Stated task a
Write out everything in the NFL Draft post from "It’s not like I’m" down to "second round (#55).", word for word.

Text
──────

I don’t care about the NFL Draft.
It’s not like I’m not a football fan. I AM a football fan. And that’s the problem. First of all, I’m a Falcons fan. We’re not going to draft Andrew Luck or RGIII. We’re not getting Trent Richardson or Morris Claiborne. Justin Blackmon, Ryan Tannehill, Quinton Coples, or Stephon Gilmore? Not coming to the ATL. Unless there’s a draft day trade, we don’t even have a pick until the second round (#55).
And even if we did have an earlier pick, it’s not like the fans have any say in who a team drafts. You don’t think Jacksonville fans weren’t pleading with God to force the front offices to draft Tim Tebow in 2010? Fans do this for a lot of pick choices. And unless you’re in the top 10 (or top 13 for the NBA), then you’re probably looking more like this while watching the draft.
Part of the reason is politics. What if the Falcons had a top-2 pick? We would end up trading it because we wouldn’t draft a QB with the pick. Matt Ryan is our guy (for at least 2 more years… assuming we don’t make the Super Bowl during that time… if we do, he’s our franchise guy). We’re not going to trade down and pick up Richardson because we have a running back too. And we have receivers.
Part of the reason is business. Those financial guys are crunching numbers and doing crazy math to find out how much their draft pick is worth. Trading up, trading down. Draft and trades. Teams aren’t drafting the popular pick if it doesn’t make good business. Consider the draft day coup de gras of last year. The Cleveland Browns held the #6 pick. They decided giving up the pick (Julio Jones) was worth Atlanta’s first, second, and fourth round picks last year; plus Atlanta’s first and fourth round picks this year. That’s turning one pick into four. Yeah, the Browns would probably have still sucked with Julio Jones because Colt McCoy isn’t a playoff-caliber QB. But why waste the pick on a player that will underachieve when they can turn it into 4 players that might fit better needs?
But what if the shot-callers drafted what was best for their fans? Let’s take a peek at the first round of this year’s draft.
The People’s NFL Draft.
COLTS: Roger Goodell gets the call and walks to the stage. Who did the Colts office draft with the number one pick? Peyton muh-effing Manning. Again. This one’s for the fans indeed. But then Peyton follows in the footsteps of his brother Eli and requests an immediate trade. So the Redskins pounce. And since Jim Irsay is an idiot, he blindly makes the trade.
REDSKINS: After a few minutes of research… and knowing that they’re trading the pick to the Colts… the Redskins draft Graham Wilbert out of FAU. Never heard of him? Get your head out of your butt. This is a guy who threw for 219 in his BEST game of the 2011-12 college season. He led his team to a 1-11 record. An incredible 15 INTs and 7 TDs. Suck it, Colts!
VIKINGS: Fresh off a 3-13 season, the Vikings are thinking QB. And they draft one. Named Daunte Culpepper. Because winning is important. But so is having fun.

──────

Dataset entries
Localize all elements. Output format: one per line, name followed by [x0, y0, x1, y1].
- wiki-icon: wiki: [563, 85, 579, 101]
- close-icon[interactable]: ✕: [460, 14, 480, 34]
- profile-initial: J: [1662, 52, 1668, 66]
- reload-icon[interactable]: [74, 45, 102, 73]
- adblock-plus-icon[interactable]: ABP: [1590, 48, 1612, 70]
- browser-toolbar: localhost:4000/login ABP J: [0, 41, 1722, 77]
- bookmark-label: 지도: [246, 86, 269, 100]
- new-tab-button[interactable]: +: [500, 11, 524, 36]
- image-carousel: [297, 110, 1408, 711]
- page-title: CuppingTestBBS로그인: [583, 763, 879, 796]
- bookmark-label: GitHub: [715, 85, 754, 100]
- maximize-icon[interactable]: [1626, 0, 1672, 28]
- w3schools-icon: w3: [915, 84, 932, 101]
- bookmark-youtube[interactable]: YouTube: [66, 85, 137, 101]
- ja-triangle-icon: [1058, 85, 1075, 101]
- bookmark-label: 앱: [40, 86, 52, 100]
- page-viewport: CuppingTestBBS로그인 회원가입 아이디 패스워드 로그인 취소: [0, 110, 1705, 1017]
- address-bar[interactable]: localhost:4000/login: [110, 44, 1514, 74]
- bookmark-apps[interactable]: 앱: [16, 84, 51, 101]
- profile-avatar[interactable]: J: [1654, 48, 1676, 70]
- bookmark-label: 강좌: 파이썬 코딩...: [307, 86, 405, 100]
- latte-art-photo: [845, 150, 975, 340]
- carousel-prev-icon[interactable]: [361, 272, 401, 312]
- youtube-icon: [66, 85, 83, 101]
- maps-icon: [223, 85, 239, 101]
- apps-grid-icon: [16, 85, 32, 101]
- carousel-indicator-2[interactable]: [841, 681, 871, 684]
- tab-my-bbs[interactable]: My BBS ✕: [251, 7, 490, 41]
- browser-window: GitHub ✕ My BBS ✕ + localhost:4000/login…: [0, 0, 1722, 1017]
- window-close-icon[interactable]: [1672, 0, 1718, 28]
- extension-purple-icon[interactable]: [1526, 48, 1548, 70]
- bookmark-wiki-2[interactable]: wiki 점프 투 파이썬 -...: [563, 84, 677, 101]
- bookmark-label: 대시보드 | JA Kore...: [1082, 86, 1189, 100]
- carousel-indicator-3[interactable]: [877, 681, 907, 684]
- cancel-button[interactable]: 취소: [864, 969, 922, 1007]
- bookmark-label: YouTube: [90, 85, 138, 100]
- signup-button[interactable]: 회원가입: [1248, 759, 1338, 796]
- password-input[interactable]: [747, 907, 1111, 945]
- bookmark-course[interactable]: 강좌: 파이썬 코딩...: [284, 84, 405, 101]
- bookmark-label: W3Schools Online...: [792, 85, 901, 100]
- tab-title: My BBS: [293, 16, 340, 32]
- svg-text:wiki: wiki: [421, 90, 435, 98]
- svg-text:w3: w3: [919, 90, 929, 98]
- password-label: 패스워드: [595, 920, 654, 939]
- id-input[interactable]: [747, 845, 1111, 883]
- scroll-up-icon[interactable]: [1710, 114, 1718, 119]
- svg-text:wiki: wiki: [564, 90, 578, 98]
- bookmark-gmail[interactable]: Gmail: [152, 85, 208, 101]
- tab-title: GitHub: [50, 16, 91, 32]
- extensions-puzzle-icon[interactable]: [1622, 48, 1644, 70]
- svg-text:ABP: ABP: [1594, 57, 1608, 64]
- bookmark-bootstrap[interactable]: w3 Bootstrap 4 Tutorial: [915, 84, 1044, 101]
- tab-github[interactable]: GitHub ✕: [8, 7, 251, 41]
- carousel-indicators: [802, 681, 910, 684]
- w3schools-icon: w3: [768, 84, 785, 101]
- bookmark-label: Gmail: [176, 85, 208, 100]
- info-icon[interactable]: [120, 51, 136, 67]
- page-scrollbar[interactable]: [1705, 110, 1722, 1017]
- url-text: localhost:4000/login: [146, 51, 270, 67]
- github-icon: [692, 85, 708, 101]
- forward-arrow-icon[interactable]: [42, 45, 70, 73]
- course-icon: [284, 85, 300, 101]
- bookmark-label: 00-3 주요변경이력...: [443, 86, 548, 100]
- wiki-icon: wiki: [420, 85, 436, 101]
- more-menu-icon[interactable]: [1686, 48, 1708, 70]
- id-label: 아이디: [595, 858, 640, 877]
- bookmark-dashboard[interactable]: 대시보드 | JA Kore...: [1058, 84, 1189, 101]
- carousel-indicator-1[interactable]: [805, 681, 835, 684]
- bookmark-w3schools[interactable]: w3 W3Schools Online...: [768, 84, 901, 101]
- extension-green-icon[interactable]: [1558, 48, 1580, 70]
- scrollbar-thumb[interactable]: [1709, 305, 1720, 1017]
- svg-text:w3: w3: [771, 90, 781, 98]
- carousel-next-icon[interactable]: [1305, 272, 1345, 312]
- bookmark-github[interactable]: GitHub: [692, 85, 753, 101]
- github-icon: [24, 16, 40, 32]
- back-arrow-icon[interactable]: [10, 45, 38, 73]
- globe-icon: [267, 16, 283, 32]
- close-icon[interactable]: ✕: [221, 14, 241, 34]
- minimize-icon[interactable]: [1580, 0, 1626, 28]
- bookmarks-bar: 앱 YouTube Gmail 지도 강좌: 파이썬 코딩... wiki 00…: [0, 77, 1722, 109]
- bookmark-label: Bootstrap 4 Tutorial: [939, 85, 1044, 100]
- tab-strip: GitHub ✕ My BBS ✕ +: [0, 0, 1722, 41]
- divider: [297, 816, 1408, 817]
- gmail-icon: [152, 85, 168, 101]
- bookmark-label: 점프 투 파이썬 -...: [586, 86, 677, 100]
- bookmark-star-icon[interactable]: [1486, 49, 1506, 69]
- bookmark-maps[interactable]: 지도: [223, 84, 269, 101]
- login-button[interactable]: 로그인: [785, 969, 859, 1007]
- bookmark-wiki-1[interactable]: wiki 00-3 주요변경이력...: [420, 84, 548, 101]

──────

Stated task b
In the records, rename "interactable" to "clickable" in everything from the first line down to the line containing "- image-carousel: [297, 110, 1408, 711]", changing nothing else. Return only those lines.

Correct answer a
It’s not like I’m not a football fan. I AM a football fan. And that’s the problem. First of all, I’m a Falcons fan. We’re not going to draft Andrew Luck or RGIII. We’re not getting Trent Richardson or Morris Claiborne. Justin Blackmon, Ryan Tannehill, Quinton Coples, or Stephon Gilmore? Not coming to the ATL. Unless there’s a draft day trade, we don’t even have a pick until the second round (#55).

Correct answer b
Localize all elements. Output format: one per line, name followed by [x0, y0, x1, y1].
- wiki-icon: wiki: [563, 85, 579, 101]
- close-icon[clickable]: ✕: [460, 14, 480, 34]
- profile-initial: J: [1662, 52, 1668, 66]
- reload-icon[clickable]: [74, 45, 102, 73]
- adblock-plus-icon[clickable]: ABP: [1590, 48, 1612, 70]
- browser-toolbar: localhost:4000/login ABP J: [0, 41, 1722, 77]
- bookmark-label: 지도: [246, 86, 269, 100]
- new-tab-button[clickable]: +: [500, 11, 524, 36]
- image-carousel: [297, 110, 1408, 711]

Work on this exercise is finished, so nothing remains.